_Task brief_
Output the material below in its entirety, exactly as given.

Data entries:
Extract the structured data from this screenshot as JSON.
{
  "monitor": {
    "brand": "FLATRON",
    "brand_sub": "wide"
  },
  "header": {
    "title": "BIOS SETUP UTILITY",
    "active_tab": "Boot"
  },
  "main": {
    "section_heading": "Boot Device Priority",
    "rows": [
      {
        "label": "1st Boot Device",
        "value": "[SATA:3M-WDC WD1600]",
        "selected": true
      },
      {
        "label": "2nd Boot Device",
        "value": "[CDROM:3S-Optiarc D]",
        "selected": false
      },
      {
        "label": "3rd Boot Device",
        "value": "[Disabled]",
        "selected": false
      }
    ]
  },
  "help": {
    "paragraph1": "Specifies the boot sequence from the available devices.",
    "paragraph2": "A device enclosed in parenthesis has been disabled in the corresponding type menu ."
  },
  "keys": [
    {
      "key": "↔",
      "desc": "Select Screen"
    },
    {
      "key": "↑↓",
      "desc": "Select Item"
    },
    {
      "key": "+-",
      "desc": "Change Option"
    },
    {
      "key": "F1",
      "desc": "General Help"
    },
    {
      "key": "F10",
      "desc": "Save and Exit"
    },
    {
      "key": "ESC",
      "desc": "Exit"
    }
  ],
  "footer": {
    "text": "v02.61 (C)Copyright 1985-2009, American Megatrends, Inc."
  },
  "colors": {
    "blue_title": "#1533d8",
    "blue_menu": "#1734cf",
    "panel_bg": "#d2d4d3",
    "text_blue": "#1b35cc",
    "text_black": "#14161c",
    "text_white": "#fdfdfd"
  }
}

_Expected answer_
Extract the structured data from this screenshot as JSON.
{
  "monitor": {
    "brand": "FLATRON",
    "brand_sub": "wide"
  },
  "header": {
    "title": "BIOS SETUP UTILITY",
    "active_tab": "Boot"
  },
  "main": {
    "section_heading": "Boot Device Priority",
    "rows": [
      {
        "label": "1st Boot Device",
        "value": "[SATA:3M-WDC WD1600]",
        "selected": true
      },
      {
        "label": "2nd Boot Device",
        "value": "[CDROM:3S-Optiarc D]",
        "selected": false
      },
      {
        "label": "3rd Boot Device",
        "value": "[Disabled]",
        "selected": false
      }
    ]
  },
  "help": {
    "paragraph1": "Specifies the boot sequence from the available devices.",
    "paragraph2": "A device enclosed in parenthesis has been disabled in the corresponding type menu ."
  },
  "keys": [
    {
      "key": "↔",
      "desc": "Select Screen"
    },
    {
      "key": "↑↓",
      "desc": "Select Item"
    },
    {
      "key": "+-",
      "desc": "Change Option"
    },
    {
      "key": "F1",
      "desc": "General Help"
    },
    {
      "key": "F10",
      "desc": "Save and Exit"
    },
    {
      "key": "ESC",
      "desc": "Exit"
    }
  ],
  "footer": {
    "text": "v02.61 (C)Copyright 1985-2009, American Megatrends, Inc."
  },
  "colors": {
    "blue_title": "#1533d8",
    "blue_menu": "#1734cf",
    "panel_bg": "#d2d4d3",
    "text_blue": "#1b35cc",
    "text_black": "#14161c",
    "text_white": "#fdfdfd"
  }
}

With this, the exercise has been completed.